REQUIRED WORK: Extract the records below word for word and ignore the images.
━━━━━ DATA SECTION
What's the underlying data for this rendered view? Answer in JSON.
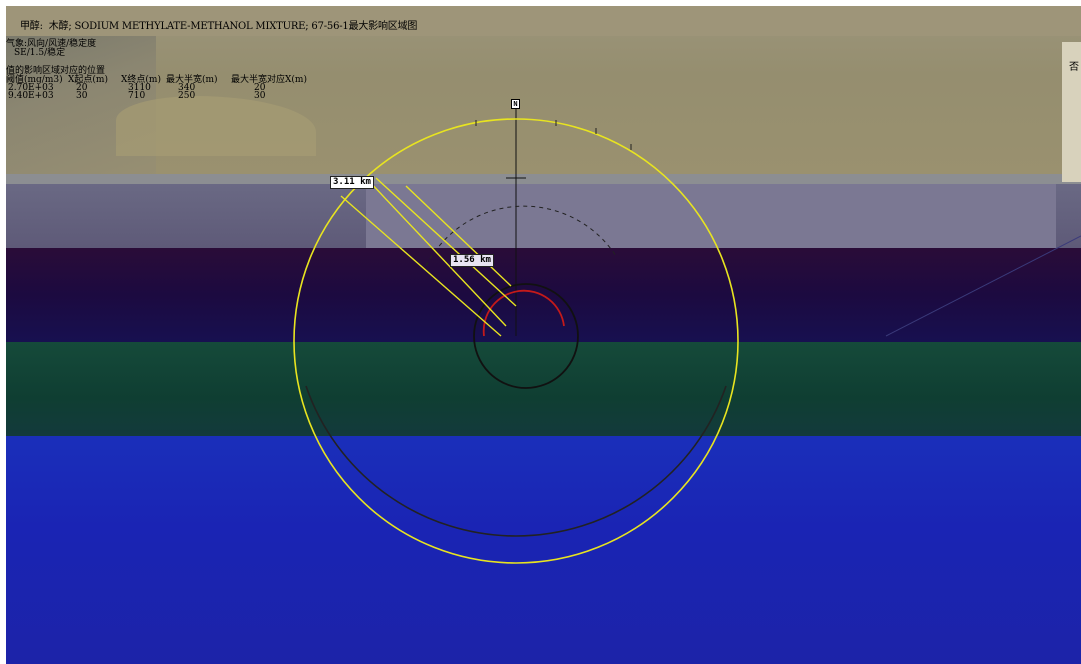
{
  "title": "甲醇:  木醇; SODIUM METHYLATE-METHANOL MIXTURE; 67-56-1最大影响区域图",
  "weather": {
    "label": "气象:风向/风速/稳定度",
    "value": "SE/1.5/稳定"
  },
  "impact_table": {
    "heading": "值的影响区域对应的位置",
    "headers": [
      "阈值(mg/m3)",
      "X起点(m)",
      "X终点(m)",
      "最大半宽(m)",
      "最大半宽对应X(m)"
    ],
    "rows": [
      [
        "2.70E+03",
        "20",
        "3110",
        "340",
        "20"
      ],
      [
        "9.40E+03",
        "30",
        "710",
        "250",
        "30"
      ]
    ]
  },
  "map": {
    "north_label": "N",
    "ring_labels": [
      "3.11 km",
      "1.56 km"
    ],
    "right_edge_text": "否",
    "colors": {
      "outer_ring": "#e8e420",
      "inner_ring": "#111111",
      "plume_small": "#c41a1a",
      "sea": "#9a9272",
      "land": "#6f6f8a",
      "band_dark": "#1a0a3c",
      "band_green": "#123f30",
      "band_blue": "#1a22b8"
    }
  }
}
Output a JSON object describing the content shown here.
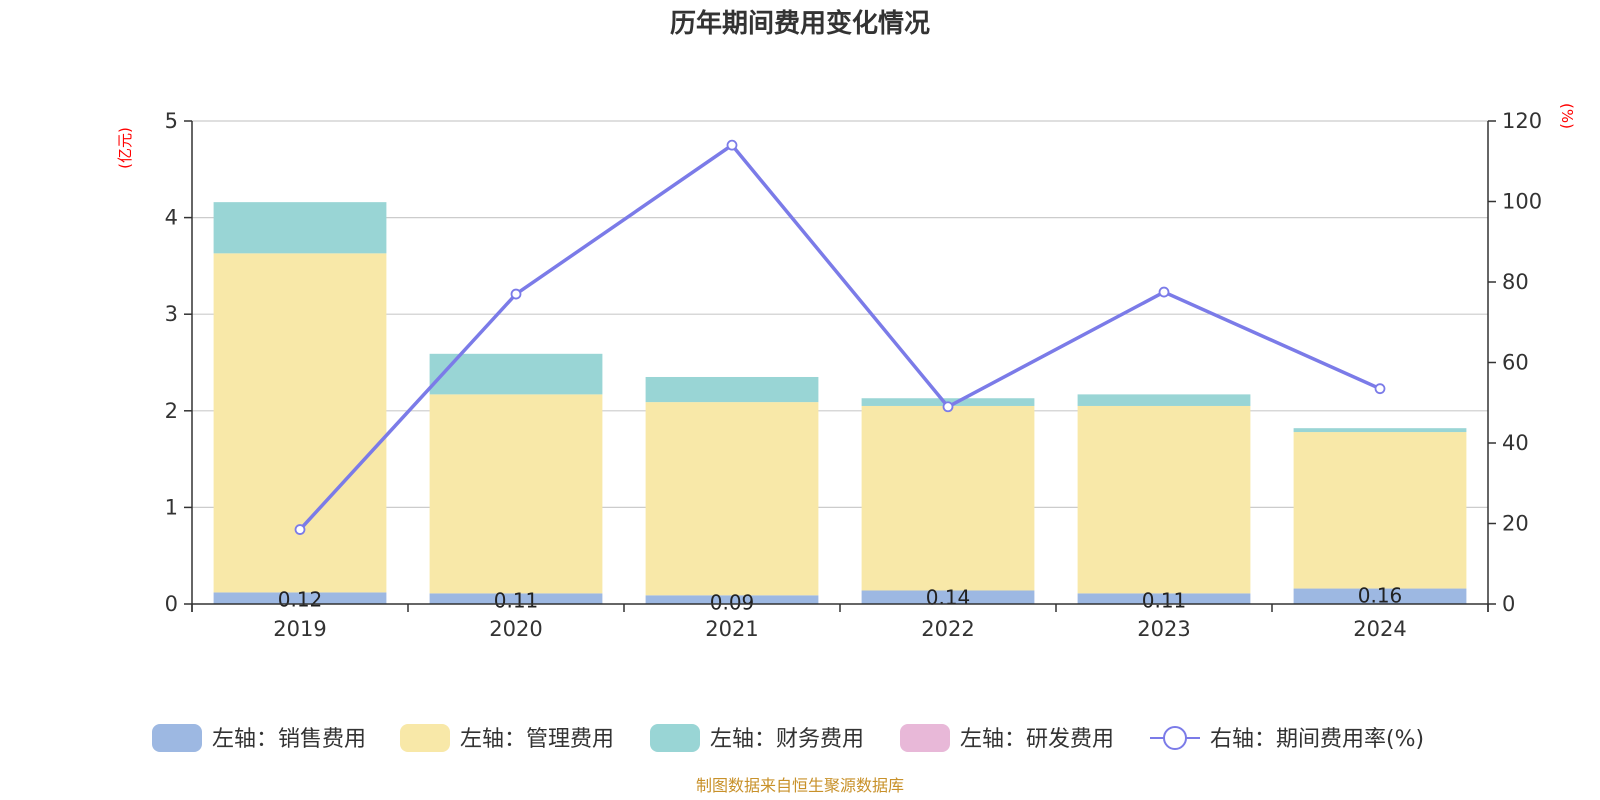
{
  "chart_data": {
    "type": "bar",
    "title": "历年期间费用变化情况",
    "categories": [
      "2019",
      "2020",
      "2021",
      "2022",
      "2023",
      "2024"
    ],
    "left_axis": {
      "unit": "(亿元)",
      "ylim": [
        0,
        5
      ],
      "ticks": [
        "0",
        "1",
        "2",
        "3",
        "4",
        "5"
      ]
    },
    "right_axis": {
      "unit": "(%)",
      "ylim": [
        0,
        120
      ],
      "ticks": [
        "0",
        "20",
        "40",
        "60",
        "80",
        "100",
        "120"
      ]
    },
    "series": [
      {
        "name": "左轴：销售费用",
        "axis": "left",
        "kind": "bar",
        "color": "#9db8e2",
        "values": [
          0.12,
          0.11,
          0.09,
          0.14,
          0.11,
          0.16
        ],
        "labels": [
          "0.12",
          "0.11",
          "0.09",
          "0.14",
          "0.11",
          "0.16"
        ]
      },
      {
        "name": "左轴：管理费用",
        "axis": "left",
        "kind": "bar",
        "color": "#f8e8a8",
        "values": [
          3.51,
          2.06,
          2.0,
          1.91,
          1.94,
          1.62
        ]
      },
      {
        "name": "左轴：财务费用",
        "axis": "left",
        "kind": "bar",
        "color": "#99d5d5",
        "values": [
          0.53,
          0.42,
          0.26,
          0.08,
          0.12,
          0.04
        ]
      },
      {
        "name": "左轴：研发费用",
        "axis": "left",
        "kind": "bar",
        "color": "#e8b8d8",
        "values": [
          0,
          0,
          0,
          0,
          0,
          0
        ]
      },
      {
        "name": "右轴：期间费用率(%)",
        "axis": "right",
        "kind": "line",
        "color": "#7b7be8",
        "values": [
          18.5,
          77,
          114,
          49,
          77.5,
          53.5
        ]
      }
    ],
    "source": "制图数据来自恒生聚源数据库"
  }
}
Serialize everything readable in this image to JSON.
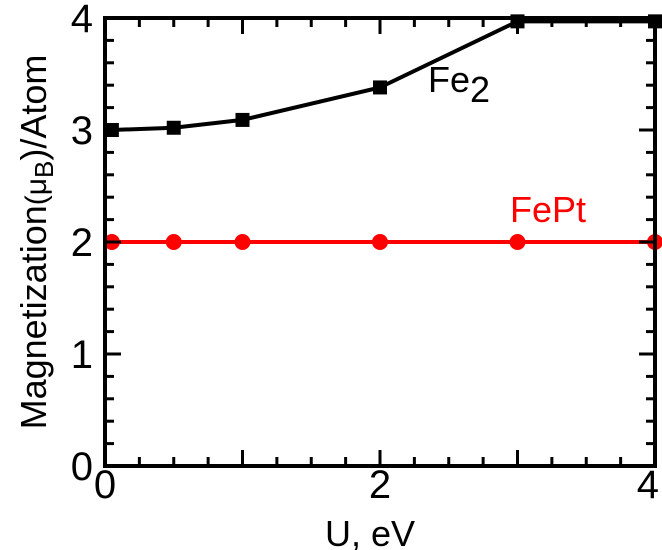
{
  "chart_data": {
    "type": "line",
    "xlabel": "U, eV",
    "ylabel": {
      "main": "Magnetization",
      "unit_prefix": "(μ",
      "unit_sub": "B",
      "unit_suffix": ")/Atom"
    },
    "xlim": [
      0,
      4
    ],
    "ylim": [
      0,
      4
    ],
    "xticks": [
      0,
      2,
      4
    ],
    "yticks": [
      0,
      1,
      2,
      3,
      4
    ],
    "grid": false,
    "series": [
      {
        "label_main": "Fe",
        "label_sub": "2",
        "marker": "square",
        "color": "#000000",
        "x": [
          0.05,
          0.5,
          1.0,
          2.0,
          3.0,
          4.0
        ],
        "y": [
          3.0,
          3.02,
          3.09,
          3.38,
          3.97,
          3.97
        ]
      },
      {
        "label_main": "FePt",
        "label_sub": "",
        "marker": "circle",
        "color": "#ff0000",
        "x": [
          0.05,
          0.5,
          1.0,
          2.0,
          3.0,
          4.0
        ],
        "y": [
          2.0,
          2.0,
          2.0,
          2.0,
          2.0,
          2.0
        ]
      }
    ]
  }
}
━━━━━━━━━━
FINISHED EXERCISE:
What's the underlying data for this rendered view? Answer in JSON.
{
  "title": "甲醇:  木醇; SODIUM METHYLATE-METHANOL MIXTURE; 67-56-1最大影响区域图",
  "weather": {
    "label": "气象:风向/风速/稳定度",
    "value": "SE/1.5/稳定"
  },
  "impact_table": {
    "heading": "值的影响区域对应的位置",
    "headers": [
      "阈值(mg/m3)",
      "X起点(m)",
      "X终点(m)",
      "最大半宽(m)",
      "最大半宽对应X(m)"
    ],
    "rows": [
      [
        "2.70E+03",
        "20",
        "3110",
        "340",
        "20"
      ],
      [
        "9.40E+03",
        "30",
        "710",
        "250",
        "30"
      ]
    ]
  },
  "map": {
    "north_label": "N",
    "ring_labels": [
      "3.11 km",
      "1.56 km"
    ],
    "right_edge_text": "否",
    "colors": {
      "outer_ring": "#e8e420",
      "inner_ring": "#111111",
      "plume_small": "#c41a1a",
      "sea": "#9a9272",
      "land": "#6f6f8a",
      "band_dark": "#1a0a3c",
      "band_green": "#123f30",
      "band_blue": "#1a22b8"
    }
  }
}
Output a JSON object describing the content shown here.
{
  "chart_data": {
    "type": "bar",
    "title": "历年期间费用变化情况",
    "categories": [
      "2019",
      "2020",
      "2021",
      "2022",
      "2023",
      "2024"
    ],
    "left_axis": {
      "unit": "(亿元)",
      "ylim": [
        0,
        5
      ],
      "ticks": [
        "0",
        "1",
        "2",
        "3",
        "4",
        "5"
      ]
    },
    "right_axis": {
      "unit": "(%)",
      "ylim": [
        0,
        120
      ],
      "ticks": [
        "0",
        "20",
        "40",
        "60",
        "80",
        "100",
        "120"
      ]
    },
    "series": [
      {
        "name": "左轴：销售费用",
        "axis": "left",
        "kind": "bar",
        "color": "#9db8e2",
        "values": [
          0.12,
          0.11,
          0.09,
          0.14,
          0.11,
          0.16
        ],
        "labels": [
          "0.12",
          "0.11",
          "0.09",
          "0.14",
          "0.11",
          "0.16"
        ]
      },
      {
        "name": "左轴：管理费用",
        "axis": "left",
        "kind": "bar",
        "color": "#f8e8a8",
        "values": [
          3.51,
          2.06,
          2.0,
          1.91,
          1.94,
          1.62
        ]
      },
      {
        "name": "左轴：财务费用",
        "axis": "left",
        "kind": "bar",
        "color": "#99d5d5",
        "values": [
          0.53,
          0.42,
          0.26,
          0.08,
          0.12,
          0.04
        ]
      },
      {
        "name": "左轴：研发费用",
        "axis": "left",
        "kind": "bar",
        "color": "#e8b8d8",
        "values": [
          0,
          0,
          0,
          0,
          0,
          0
        ]
      },
      {
        "name": "右轴：期间费用率(%)",
        "axis": "right",
        "kind": "line",
        "color": "#7b7be8",
        "values": [
          18.5,
          77,
          114,
          49,
          77.5,
          53.5
        ]
      }
    ],
    "source": "制图数据来自恒生聚源数据库"
  }
}
Serialize everything readable in this image to JSON.
{
  "chart_data": {
    "type": "line",
    "xlabel": "U, eV",
    "ylabel": {
      "main": "Magnetization",
      "unit_prefix": "(μ",
      "unit_sub": "B",
      "unit_suffix": ")/Atom"
    },
    "xlim": [
      0,
      4
    ],
    "ylim": [
      0,
      4
    ],
    "xticks": [
      0,
      2,
      4
    ],
    "yticks": [
      0,
      1,
      2,
      3,
      4
    ],
    "grid": false,
    "series": [
      {
        "label_main": "Fe",
        "label_sub": "2",
        "marker": "square",
        "color": "#000000",
        "x": [
          0.05,
          0.5,
          1.0,
          2.0,
          3.0,
          4.0
        ],
        "y": [
          3.0,
          3.02,
          3.09,
          3.38,
          3.97,
          3.97
        ]
      },
      {
        "label_main": "FePt",
        "label_sub": "",
        "marker": "circle",
        "color": "#ff0000",
        "x": [
          0.05,
          0.5,
          1.0,
          2.0,
          3.0,
          4.0
        ],
        "y": [
          2.0,
          2.0,
          2.0,
          2.0,
          2.0,
          2.0
        ]
      }
    ]
  }
}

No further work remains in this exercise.